[Required work]: Repeat each line of the material exactly.

[Extracted data entries]:

☆ ☆ ☆ ☆ ☆ ☆ ☆

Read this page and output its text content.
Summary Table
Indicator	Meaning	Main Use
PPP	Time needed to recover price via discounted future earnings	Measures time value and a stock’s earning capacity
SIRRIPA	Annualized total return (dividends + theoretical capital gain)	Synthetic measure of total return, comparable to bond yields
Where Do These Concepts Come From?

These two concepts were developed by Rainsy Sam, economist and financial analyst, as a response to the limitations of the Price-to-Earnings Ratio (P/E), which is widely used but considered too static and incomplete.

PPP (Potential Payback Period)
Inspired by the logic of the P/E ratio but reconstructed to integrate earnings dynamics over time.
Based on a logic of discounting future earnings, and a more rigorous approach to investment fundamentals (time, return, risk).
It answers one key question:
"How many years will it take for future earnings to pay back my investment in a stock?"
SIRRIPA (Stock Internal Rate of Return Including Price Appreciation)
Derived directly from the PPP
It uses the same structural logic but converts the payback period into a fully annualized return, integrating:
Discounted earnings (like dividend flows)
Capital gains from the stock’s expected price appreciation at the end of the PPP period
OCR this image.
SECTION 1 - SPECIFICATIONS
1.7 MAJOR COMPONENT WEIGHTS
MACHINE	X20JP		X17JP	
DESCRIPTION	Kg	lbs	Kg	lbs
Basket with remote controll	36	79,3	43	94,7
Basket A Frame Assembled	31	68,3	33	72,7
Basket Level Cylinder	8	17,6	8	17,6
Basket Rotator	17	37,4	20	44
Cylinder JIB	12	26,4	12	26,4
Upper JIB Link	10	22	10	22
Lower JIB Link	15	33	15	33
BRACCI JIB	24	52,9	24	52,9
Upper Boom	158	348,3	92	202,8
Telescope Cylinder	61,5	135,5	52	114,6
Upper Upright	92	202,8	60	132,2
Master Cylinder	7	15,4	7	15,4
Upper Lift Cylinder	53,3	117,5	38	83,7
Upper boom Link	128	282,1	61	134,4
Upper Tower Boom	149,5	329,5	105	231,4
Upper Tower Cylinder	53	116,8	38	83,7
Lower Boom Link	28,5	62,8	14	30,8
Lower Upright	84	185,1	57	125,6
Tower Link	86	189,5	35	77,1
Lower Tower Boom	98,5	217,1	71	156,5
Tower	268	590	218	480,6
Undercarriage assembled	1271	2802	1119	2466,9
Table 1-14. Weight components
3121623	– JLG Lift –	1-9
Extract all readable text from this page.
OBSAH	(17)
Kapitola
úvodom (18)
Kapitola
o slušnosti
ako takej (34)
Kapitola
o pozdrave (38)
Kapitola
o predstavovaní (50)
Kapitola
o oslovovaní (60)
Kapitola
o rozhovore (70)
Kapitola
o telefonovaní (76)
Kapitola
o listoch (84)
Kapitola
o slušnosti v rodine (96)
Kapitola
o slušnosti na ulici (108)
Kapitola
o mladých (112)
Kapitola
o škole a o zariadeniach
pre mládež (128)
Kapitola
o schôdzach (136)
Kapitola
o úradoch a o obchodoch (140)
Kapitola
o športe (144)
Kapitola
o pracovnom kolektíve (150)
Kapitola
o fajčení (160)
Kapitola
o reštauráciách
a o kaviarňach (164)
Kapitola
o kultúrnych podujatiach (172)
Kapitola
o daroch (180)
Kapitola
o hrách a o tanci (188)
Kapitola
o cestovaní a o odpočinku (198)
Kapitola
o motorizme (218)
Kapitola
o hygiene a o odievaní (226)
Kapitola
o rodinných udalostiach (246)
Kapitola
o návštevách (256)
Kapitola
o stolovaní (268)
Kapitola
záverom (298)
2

☆ ☆ ☆ ☆ ☆ ☆ ☆

[Exercise solution]:
Read this page and output its text content.
Summary Table
Indicator	Meaning	Main Use
PPP	Time needed to recover price via discounted future earnings	Measures time value and a stock’s earning capacity
SIRRIPA	Annualized total return (dividends + theoretical capital gain)	Synthetic measure of total return, comparable to bond yields
Where Do These Concepts Come From?

These two concepts were developed by Rainsy Sam, economist and financial analyst, as a response to the limitations of the Price-to-Earnings Ratio (P/E), which is widely used but considered too static and incomplete.

PPP (Potential Payback Period)
Inspired by the logic of the P/E ratio but reconstructed to integrate earnings dynamics over time.
Based on a logic of discounting future earnings, and a more rigorous approach to investment fundamentals (time, return, risk).
It answers one key question:
"How many years will it take for future earnings to pay back my investment in a stock?"
SIRRIPA (Stock Internal Rate of Return Including Price Appreciation)
Derived directly from the PPP
It uses the same structural logic but converts the payback period into a fully annualized return, integrating:
Discounted earnings (like dividend flows)
Capital gains from the stock’s expected price appreciation at the end of the PPP period
OCR this image.
SECTION 1 - SPECIFICATIONS
1.7 MAJOR COMPONENT WEIGHTS
MACHINE	X20JP		X17JP	
DESCRIPTION	Kg	lbs	Kg	lbs
Basket with remote controll	36	79,3	43	94,7
Basket A Frame Assembled	31	68,3	33	72,7
Basket Level Cylinder	8	17,6	8	17,6
Basket Rotator	17	37,4	20	44
Cylinder JIB	12	26,4	12	26,4
Upper JIB Link	10	22	10	22
Lower JIB Link	15	33	15	33
BRACCI JIB	24	52,9	24	52,9
Upper Boom	158	348,3	92	202,8
Telescope Cylinder	61,5	135,5	52	114,6
Upper Upright	92	202,8	60	132,2
Master Cylinder	7	15,4	7	15,4
Upper Lift Cylinder	53,3	117,5	38	83,7
Upper boom Link	128	282,1	61	134,4
Upper Tower Boom	149,5	329,5	105	231,4
Upper Tower Cylinder	53	116,8	38	83,7
Lower Boom Link	28,5	62,8	14	30,8
Lower Upright	84	185,1	57	125,6
Tower Link	86	189,5	35	77,1
Lower Tower Boom	98,5	217,1	71	156,5
Tower	268	590	218	480,6
Undercarriage assembled	1271	2802	1119	2466,9
Table 1-14. Weight components
3121623	– JLG Lift –	1-9
Extract all readable text from this page.
OBSAH	(17)
Kapitola
úvodom (18)
Kapitola
o slušnosti
ako takej (34)
Kapitola
o pozdrave (38)
Kapitola
o predstavovaní (50)
Kapitola
o oslovovaní (60)
Kapitola
o rozhovore (70)
Kapitola
o telefonovaní (76)
Kapitola
o listoch (84)
Kapitola
o slušnosti v rodine (96)
Kapitola
o slušnosti na ulici (108)
Kapitola
o mladých (112)
Kapitola
o škole a o zariadeniach
pre mládež (128)
Kapitola
o schôdzach (136)
Kapitola
o úradoch a o obchodoch (140)
Kapitola
o športe (144)
Kapitola
o pracovnom kolektíve (150)
Kapitola
o fajčení (160)
Kapitola
o reštauráciách
a o kaviarňach (164)
Kapitola
o kultúrnych podujatiach (172)
Kapitola
o daroch (180)
Kapitola
o hrách a o tanci (188)
Kapitola
o cestovaní a o odpočinku (198)
Kapitola
o motorizme (218)
Kapitola
o hygiene a o odievaní (226)
Kapitola
o rodinných udalostiach (246)
Kapitola
o návštevách (256)
Kapitola
o stolovaní (268)
Kapitola
záverom (298)
2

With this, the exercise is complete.